▶ WHAT YOU HAVE TO DO
Transcribe the material in full, exactly as written.

▶ RECORDS

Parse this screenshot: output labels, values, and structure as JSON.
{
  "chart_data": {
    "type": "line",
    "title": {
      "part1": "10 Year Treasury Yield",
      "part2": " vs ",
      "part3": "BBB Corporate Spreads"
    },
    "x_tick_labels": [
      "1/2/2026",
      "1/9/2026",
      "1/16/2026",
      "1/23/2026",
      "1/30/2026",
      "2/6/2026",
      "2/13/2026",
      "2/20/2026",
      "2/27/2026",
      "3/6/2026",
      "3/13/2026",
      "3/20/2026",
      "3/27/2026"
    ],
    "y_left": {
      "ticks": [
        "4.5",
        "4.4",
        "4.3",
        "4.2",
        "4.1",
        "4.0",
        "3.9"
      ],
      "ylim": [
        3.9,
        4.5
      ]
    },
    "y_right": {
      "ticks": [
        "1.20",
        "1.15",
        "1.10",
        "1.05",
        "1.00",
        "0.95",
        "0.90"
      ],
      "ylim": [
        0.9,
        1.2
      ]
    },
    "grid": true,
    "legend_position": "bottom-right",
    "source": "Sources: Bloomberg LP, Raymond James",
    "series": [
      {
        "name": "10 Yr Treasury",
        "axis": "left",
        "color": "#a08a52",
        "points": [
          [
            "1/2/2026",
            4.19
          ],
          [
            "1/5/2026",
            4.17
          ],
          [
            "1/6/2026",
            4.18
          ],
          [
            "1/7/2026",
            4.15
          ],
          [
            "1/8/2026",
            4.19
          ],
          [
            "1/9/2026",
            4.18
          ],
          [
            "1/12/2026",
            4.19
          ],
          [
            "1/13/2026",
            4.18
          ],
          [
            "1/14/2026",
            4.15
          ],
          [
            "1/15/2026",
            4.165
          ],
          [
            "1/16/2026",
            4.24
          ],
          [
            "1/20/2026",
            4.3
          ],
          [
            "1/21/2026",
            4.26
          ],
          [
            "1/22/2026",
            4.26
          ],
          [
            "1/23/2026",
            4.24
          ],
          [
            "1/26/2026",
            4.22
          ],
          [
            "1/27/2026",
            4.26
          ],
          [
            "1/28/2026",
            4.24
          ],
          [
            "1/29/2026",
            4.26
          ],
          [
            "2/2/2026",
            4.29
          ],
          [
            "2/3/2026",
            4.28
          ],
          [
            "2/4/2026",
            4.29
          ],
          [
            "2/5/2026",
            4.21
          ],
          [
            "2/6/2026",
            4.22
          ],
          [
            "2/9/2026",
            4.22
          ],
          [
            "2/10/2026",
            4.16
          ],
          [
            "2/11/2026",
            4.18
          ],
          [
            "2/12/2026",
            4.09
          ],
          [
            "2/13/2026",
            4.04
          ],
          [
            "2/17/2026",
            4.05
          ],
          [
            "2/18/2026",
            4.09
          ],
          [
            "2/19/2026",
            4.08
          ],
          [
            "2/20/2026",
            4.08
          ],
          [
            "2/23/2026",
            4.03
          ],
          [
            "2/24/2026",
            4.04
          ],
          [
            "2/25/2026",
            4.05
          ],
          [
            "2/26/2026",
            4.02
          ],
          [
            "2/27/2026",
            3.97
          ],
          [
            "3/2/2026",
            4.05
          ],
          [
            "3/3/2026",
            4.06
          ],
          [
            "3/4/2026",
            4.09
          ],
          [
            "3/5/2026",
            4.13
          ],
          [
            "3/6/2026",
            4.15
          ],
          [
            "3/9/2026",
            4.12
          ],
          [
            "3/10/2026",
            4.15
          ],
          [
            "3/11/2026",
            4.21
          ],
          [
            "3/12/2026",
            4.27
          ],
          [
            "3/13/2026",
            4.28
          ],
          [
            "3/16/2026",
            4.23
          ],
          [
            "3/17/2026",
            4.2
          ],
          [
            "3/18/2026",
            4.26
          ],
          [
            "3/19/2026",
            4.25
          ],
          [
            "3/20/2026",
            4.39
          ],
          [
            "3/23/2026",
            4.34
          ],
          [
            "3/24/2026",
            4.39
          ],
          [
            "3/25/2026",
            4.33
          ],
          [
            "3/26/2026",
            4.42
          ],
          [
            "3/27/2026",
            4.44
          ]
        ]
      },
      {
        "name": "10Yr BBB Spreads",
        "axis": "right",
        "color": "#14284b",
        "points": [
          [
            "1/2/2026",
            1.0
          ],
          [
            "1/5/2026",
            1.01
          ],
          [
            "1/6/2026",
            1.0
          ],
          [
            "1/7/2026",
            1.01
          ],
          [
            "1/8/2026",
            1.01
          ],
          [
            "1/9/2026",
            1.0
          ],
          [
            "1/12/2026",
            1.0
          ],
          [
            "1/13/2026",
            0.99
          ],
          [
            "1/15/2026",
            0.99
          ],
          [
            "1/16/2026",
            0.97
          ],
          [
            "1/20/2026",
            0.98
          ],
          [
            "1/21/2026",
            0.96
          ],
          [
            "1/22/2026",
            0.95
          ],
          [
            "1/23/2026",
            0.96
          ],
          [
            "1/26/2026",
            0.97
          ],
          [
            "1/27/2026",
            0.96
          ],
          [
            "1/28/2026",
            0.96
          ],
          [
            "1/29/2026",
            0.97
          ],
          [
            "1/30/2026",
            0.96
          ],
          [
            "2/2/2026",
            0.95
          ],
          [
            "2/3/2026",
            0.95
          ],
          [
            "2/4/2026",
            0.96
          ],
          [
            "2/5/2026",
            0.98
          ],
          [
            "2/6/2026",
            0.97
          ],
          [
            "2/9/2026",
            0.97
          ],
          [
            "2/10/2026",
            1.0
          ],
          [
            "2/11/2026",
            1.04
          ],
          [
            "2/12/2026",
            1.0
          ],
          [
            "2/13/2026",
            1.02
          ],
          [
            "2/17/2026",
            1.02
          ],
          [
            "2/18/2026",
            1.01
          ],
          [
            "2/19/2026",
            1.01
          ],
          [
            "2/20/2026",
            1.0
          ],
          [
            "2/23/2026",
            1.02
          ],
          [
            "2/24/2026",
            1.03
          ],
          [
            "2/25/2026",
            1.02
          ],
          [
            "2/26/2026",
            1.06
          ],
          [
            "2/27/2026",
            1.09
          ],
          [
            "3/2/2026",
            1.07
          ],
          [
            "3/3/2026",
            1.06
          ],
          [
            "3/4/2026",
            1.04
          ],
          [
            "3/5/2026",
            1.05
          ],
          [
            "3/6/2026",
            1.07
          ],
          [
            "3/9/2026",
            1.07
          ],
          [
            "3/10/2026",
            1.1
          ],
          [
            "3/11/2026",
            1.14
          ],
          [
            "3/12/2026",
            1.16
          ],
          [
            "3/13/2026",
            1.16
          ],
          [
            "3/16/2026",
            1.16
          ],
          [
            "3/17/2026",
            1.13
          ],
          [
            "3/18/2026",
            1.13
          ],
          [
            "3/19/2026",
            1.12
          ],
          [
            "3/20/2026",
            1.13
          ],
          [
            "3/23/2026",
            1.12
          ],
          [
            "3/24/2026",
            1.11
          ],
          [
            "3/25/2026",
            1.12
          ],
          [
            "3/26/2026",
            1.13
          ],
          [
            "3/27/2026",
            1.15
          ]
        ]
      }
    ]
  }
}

▶ COMPLETE ANSWER
Parse this screenshot: output labels, values, and structure as JSON.
{
  "chart_data": {
    "type": "line",
    "title": {
      "part1": "10 Year Treasury Yield",
      "part2": " vs ",
      "part3": "BBB Corporate Spreads"
    },
    "x_tick_labels": [
      "1/2/2026",
      "1/9/2026",
      "1/16/2026",
      "1/23/2026",
      "1/30/2026",
      "2/6/2026",
      "2/13/2026",
      "2/20/2026",
      "2/27/2026",
      "3/6/2026",
      "3/13/2026",
      "3/20/2026",
      "3/27/2026"
    ],
    "y_left": {
      "ticks": [
        "4.5",
        "4.4",
        "4.3",
        "4.2",
        "4.1",
        "4.0",
        "3.9"
      ],
      "ylim": [
        3.9,
        4.5
      ]
    },
    "y_right": {
      "ticks": [
        "1.20",
        "1.15",
        "1.10",
        "1.05",
        "1.00",
        "0.95",
        "0.90"
      ],
      "ylim": [
        0.9,
        1.2
      ]
    },
    "grid": true,
    "legend_position": "bottom-right",
    "source": "Sources: Bloomberg LP, Raymond James",
    "series": [
      {
        "name": "10 Yr Treasury",
        "axis": "left",
        "color": "#a08a52",
        "points": [
          [
            "1/2/2026",
            4.19
          ],
          [
            "1/5/2026",
            4.17
          ],
          [
            "1/6/2026",
            4.18
          ],
          [
            "1/7/2026",
            4.15
          ],
          [
            "1/8/2026",
            4.19
          ],
          [
            "1/9/2026",
            4.18
          ],
          [
            "1/12/2026",
            4.19
          ],
          [
            "1/13/2026",
            4.18
          ],
          [
            "1/14/2026",
            4.15
          ],
          [
            "1/15/2026",
            4.165
          ],
          [
            "1/16/2026",
            4.24
          ],
          [
            "1/20/2026",
            4.3
          ],
          [
            "1/21/2026",
            4.26
          ],
          [
            "1/22/2026",
            4.26
          ],
          [
            "1/23/2026",
            4.24
          ],
          [
            "1/26/2026",
            4.22
          ],
          [
            "1/27/2026",
            4.26
          ],
          [
            "1/28/2026",
            4.24
          ],
          [
            "1/29/2026",
            4.26
          ],
          [
            "2/2/2026",
            4.29
          ],
          [
            "2/3/2026",
            4.28
          ],
          [
            "2/4/2026",
            4.29
          ],
          [
            "2/5/2026",
            4.21
          ],
          [
            "2/6/2026",
            4.22
          ],
          [
            "2/9/2026",
            4.22
          ],
          [
            "2/10/2026",
            4.16
          ],
          [
            "2/11/2026",
            4.18
          ],
          [
            "2/12/2026",
            4.09
          ],
          [
            "2/13/2026",
            4.04
          ],
          [
            "2/17/2026",
            4.05
          ],
          [
            "2/18/2026",
            4.09
          ],
          [
            "2/19/2026",
            4.08
          ],
          [
            "2/20/2026",
            4.08
          ],
          [
            "2/23/2026",
            4.03
          ],
          [
            "2/24/2026",
            4.04
          ],
          [
            "2/25/2026",
            4.05
          ],
          [
            "2/26/2026",
            4.02
          ],
          [
            "2/27/2026",
            3.97
          ],
          [
            "3/2/2026",
            4.05
          ],
          [
            "3/3/2026",
            4.06
          ],
          [
            "3/4/2026",
            4.09
          ],
          [
            "3/5/2026",
            4.13
          ],
          [
            "3/6/2026",
            4.15
          ],
          [
            "3/9/2026",
            4.12
          ],
          [
            "3/10/2026",
            4.15
          ],
          [
            "3/11/2026",
            4.21
          ],
          [
            "3/12/2026",
            4.27
          ],
          [
            "3/13/2026",
            4.28
          ],
          [
            "3/16/2026",
            4.23
          ],
          [
            "3/17/2026",
            4.2
          ],
          [
            "3/18/2026",
            4.26
          ],
          [
            "3/19/2026",
            4.25
          ],
          [
            "3/20/2026",
            4.39
          ],
          [
            "3/23/2026",
            4.34
          ],
          [
            "3/24/2026",
            4.39
          ],
          [
            "3/25/2026",
            4.33
          ],
          [
            "3/26/2026",
            4.42
          ],
          [
            "3/27/2026",
            4.44
          ]
        ]
      },
      {
        "name": "10Yr BBB Spreads",
        "axis": "right",
        "color": "#14284b",
        "points": [
          [
            "1/2/2026",
            1.0
          ],
          [
            "1/5/2026",
            1.01
          ],
          [
            "1/6/2026",
            1.0
          ],
          [
            "1/7/2026",
            1.01
          ],
          [
            "1/8/2026",
            1.01
          ],
          [
            "1/9/2026",
            1.0
          ],
          [
            "1/12/2026",
            1.0
          ],
          [
            "1/13/2026",
            0.99
          ],
          [
            "1/15/2026",
            0.99
          ],
          [
            "1/16/2026",
            0.97
          ],
          [
            "1/20/2026",
            0.98
          ],
          [
            "1/21/2026",
            0.96
          ],
          [
            "1/22/2026",
            0.95
          ],
          [
            "1/23/2026",
            0.96
          ],
          [
            "1/26/2026",
            0.97
          ],
          [
            "1/27/2026",
            0.96
          ],
          [
            "1/28/2026",
            0.96
          ],
          [
            "1/29/2026",
            0.97
          ],
          [
            "1/30/2026",
            0.96
          ],
          [
            "2/2/2026",
            0.95
          ],
          [
            "2/3/2026",
            0.95
          ],
          [
            "2/4/2026",
            0.96
          ],
          [
            "2/5/2026",
            0.98
          ],
          [
            "2/6/2026",
            0.97
          ],
          [
            "2/9/2026",
            0.97
          ],
          [
            "2/10/2026",
            1.0
          ],
          [
            "2/11/2026",
            1.04
          ],
          [
            "2/12/2026",
            1.0
          ],
          [
            "2/13/2026",
            1.02
          ],
          [
            "2/17/2026",
            1.02
          ],
          [
            "2/18/2026",
            1.01
          ],
          [
            "2/19/2026",
            1.01
          ],
          [
            "2/20/2026",
            1.0
          ],
          [
            "2/23/2026",
            1.02
          ],
          [
            "2/24/2026",
            1.03
          ],
          [
            "2/25/2026",
            1.02
          ],
          [
            "2/26/2026",
            1.06
          ],
          [
            "2/27/2026",
            1.09
          ],
          [
            "3/2/2026",
            1.07
          ],
          [
            "3/3/2026",
            1.06
          ],
          [
            "3/4/2026",
            1.04
          ],
          [
            "3/5/2026",
            1.05
          ],
          [
            "3/6/2026",
            1.07
          ],
          [
            "3/9/2026",
            1.07
          ],
          [
            "3/10/2026",
            1.1
          ],
          [
            "3/11/2026",
            1.14
          ],
          [
            "3/12/2026",
            1.16
          ],
          [
            "3/13/2026",
            1.16
          ],
          [
            "3/16/2026",
            1.16
          ],
          [
            "3/17/2026",
            1.13
          ],
          [
            "3/18/2026",
            1.13
          ],
          [
            "3/19/2026",
            1.12
          ],
          [
            "3/20/2026",
            1.13
          ],
          [
            "3/23/2026",
            1.12
          ],
          [
            "3/24/2026",
            1.11
          ],
          [
            "3/25/2026",
            1.12
          ],
          [
            "3/26/2026",
            1.13
          ],
          [
            "3/27/2026",
            1.15
          ]
        ]
      }
    ]
  }
}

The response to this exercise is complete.